What is asked: Show all lines holding "means".

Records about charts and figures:
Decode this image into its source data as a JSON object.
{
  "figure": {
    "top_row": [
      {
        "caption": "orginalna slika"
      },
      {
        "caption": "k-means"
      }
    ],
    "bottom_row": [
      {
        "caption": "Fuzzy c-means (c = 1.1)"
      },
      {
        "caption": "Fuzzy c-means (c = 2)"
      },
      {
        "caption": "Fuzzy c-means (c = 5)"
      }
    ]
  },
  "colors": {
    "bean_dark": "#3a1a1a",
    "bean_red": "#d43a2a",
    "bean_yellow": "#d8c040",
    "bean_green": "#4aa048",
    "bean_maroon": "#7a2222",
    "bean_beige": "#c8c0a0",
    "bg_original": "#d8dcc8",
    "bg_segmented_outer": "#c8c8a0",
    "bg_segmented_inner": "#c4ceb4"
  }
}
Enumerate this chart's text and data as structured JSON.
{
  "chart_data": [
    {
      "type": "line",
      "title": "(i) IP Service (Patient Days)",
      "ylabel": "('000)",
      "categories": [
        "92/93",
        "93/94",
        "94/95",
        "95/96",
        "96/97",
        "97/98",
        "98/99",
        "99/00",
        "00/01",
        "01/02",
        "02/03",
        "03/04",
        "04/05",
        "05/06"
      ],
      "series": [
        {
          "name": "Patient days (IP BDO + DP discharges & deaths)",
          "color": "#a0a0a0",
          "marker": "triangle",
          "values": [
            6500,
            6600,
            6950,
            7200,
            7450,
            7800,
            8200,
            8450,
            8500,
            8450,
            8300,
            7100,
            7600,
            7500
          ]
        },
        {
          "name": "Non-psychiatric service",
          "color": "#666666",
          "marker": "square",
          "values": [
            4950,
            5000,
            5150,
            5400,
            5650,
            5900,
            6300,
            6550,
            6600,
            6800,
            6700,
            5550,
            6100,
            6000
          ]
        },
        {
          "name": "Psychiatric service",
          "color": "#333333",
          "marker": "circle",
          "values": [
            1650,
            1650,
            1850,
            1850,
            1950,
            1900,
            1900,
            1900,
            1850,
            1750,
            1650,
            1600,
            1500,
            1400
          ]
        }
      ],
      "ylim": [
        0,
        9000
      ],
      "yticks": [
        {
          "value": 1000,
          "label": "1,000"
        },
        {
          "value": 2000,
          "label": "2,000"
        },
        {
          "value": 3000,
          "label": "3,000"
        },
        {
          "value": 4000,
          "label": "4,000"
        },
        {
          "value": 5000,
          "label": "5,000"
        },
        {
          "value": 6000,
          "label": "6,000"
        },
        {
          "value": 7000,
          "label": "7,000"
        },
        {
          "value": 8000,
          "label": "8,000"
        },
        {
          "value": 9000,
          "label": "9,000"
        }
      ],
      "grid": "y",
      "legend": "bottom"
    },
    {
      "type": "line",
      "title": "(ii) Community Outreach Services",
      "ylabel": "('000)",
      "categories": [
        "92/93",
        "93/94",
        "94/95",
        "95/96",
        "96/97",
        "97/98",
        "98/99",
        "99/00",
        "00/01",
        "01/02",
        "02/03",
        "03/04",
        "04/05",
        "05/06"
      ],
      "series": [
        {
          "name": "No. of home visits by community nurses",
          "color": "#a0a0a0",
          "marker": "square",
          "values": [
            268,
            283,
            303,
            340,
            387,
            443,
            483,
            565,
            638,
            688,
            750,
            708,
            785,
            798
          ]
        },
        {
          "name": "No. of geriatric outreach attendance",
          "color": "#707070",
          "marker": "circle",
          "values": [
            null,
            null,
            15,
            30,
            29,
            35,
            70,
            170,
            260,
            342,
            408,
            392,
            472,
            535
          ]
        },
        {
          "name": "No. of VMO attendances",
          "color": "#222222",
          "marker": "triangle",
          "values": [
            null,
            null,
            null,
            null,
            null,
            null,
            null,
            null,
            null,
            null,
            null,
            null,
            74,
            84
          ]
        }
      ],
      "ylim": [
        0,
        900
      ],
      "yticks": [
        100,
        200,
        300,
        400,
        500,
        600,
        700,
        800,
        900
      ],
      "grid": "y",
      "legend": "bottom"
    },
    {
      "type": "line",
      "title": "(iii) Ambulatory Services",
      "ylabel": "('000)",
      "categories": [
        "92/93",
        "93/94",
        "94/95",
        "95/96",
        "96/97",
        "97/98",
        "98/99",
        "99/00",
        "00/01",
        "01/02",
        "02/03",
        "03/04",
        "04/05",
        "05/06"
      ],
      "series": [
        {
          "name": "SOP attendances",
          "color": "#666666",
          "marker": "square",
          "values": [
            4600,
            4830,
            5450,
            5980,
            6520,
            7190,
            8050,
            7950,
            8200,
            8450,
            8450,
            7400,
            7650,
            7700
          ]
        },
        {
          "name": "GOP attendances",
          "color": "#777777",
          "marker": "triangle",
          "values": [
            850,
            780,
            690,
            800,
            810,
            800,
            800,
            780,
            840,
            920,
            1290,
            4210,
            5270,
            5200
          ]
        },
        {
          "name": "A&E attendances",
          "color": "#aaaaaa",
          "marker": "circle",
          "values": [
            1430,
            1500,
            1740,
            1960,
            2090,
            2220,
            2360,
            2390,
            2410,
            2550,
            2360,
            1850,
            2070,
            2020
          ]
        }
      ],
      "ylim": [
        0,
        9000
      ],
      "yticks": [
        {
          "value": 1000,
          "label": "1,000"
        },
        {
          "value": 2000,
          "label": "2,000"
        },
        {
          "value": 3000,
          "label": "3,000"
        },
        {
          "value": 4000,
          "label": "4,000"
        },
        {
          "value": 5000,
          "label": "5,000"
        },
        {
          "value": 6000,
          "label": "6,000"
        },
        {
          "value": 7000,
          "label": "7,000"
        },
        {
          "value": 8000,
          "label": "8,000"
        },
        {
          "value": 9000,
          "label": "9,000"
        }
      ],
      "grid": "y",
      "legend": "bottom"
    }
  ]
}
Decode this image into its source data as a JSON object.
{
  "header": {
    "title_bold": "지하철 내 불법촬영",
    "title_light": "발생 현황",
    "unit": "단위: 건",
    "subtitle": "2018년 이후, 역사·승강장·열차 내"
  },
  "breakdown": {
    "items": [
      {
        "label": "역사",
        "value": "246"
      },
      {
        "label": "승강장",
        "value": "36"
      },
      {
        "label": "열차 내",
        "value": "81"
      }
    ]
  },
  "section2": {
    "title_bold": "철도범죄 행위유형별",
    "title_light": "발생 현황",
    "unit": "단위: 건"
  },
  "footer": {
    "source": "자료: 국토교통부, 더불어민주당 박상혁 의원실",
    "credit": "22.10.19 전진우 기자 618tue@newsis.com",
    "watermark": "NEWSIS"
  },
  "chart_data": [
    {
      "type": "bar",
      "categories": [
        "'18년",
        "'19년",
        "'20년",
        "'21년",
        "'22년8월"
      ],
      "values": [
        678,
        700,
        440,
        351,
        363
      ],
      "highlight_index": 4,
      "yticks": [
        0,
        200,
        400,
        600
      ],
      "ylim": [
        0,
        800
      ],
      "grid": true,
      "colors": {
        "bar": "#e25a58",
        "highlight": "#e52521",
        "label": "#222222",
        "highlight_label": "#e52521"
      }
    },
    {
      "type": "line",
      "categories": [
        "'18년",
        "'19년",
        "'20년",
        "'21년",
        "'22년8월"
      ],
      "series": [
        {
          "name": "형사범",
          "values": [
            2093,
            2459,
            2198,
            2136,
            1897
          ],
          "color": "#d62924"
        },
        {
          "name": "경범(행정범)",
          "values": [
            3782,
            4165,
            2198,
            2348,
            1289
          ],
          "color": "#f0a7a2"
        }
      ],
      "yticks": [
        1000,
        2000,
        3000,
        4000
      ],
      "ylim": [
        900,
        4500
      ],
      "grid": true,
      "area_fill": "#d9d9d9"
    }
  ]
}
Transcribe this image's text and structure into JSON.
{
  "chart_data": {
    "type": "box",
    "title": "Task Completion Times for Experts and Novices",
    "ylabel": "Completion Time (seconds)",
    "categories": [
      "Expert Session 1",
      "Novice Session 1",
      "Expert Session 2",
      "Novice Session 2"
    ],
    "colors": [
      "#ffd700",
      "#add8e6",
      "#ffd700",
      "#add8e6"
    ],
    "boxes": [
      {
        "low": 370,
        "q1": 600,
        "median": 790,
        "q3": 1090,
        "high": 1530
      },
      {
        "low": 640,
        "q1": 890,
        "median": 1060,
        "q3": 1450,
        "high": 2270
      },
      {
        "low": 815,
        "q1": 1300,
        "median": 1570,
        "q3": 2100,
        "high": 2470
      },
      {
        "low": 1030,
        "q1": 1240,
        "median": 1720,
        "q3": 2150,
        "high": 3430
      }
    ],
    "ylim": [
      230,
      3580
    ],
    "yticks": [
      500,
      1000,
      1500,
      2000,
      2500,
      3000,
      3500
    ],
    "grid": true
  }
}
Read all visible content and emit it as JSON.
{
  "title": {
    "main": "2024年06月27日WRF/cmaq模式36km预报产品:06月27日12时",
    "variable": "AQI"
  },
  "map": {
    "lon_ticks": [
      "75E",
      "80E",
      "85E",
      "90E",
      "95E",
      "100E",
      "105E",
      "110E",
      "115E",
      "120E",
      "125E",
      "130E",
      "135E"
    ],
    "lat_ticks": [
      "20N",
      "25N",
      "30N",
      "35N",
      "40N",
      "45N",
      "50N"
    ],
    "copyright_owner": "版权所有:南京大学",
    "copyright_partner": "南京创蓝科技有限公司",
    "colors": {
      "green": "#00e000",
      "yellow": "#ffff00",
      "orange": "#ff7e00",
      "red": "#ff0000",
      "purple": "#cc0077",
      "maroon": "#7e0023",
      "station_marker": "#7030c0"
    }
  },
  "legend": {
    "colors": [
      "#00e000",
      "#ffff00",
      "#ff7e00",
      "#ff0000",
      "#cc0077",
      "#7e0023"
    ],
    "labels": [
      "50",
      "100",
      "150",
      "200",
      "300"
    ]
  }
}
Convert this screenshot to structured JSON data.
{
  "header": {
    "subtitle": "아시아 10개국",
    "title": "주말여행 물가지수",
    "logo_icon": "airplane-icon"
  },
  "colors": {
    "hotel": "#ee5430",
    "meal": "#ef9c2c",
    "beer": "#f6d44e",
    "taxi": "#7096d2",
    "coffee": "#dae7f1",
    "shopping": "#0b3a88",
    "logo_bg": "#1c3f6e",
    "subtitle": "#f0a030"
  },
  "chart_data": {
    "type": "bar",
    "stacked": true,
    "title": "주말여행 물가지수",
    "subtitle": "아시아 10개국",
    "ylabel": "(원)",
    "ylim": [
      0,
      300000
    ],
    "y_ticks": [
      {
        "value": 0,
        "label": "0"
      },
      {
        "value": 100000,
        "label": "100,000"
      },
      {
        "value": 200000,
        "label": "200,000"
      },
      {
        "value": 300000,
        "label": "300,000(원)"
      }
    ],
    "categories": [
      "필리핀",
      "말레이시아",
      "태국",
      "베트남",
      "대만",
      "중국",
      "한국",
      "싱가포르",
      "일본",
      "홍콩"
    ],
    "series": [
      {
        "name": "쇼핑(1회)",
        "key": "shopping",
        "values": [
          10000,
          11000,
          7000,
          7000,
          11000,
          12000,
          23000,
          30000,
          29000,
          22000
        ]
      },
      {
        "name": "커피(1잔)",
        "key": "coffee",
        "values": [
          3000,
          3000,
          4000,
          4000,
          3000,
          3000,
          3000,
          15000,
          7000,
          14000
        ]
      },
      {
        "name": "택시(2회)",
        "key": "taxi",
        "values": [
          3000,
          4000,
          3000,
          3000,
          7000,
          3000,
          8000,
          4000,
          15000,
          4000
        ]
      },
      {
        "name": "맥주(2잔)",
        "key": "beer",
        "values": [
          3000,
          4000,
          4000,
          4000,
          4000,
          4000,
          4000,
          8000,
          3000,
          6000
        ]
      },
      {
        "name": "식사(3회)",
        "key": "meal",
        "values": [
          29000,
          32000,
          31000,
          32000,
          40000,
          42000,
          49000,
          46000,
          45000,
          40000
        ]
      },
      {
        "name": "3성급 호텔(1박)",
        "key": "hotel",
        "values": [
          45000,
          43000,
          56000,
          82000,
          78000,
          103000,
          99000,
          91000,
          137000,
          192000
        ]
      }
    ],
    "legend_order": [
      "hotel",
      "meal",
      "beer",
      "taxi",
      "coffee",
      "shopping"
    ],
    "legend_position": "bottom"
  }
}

Written solution:
        "caption": "k-means"
        "caption": "Fuzzy c-means (c = 1.1)"
        "caption": "Fuzzy c-means (c = 2)"
        "caption": "Fuzzy c-means (c = 5)"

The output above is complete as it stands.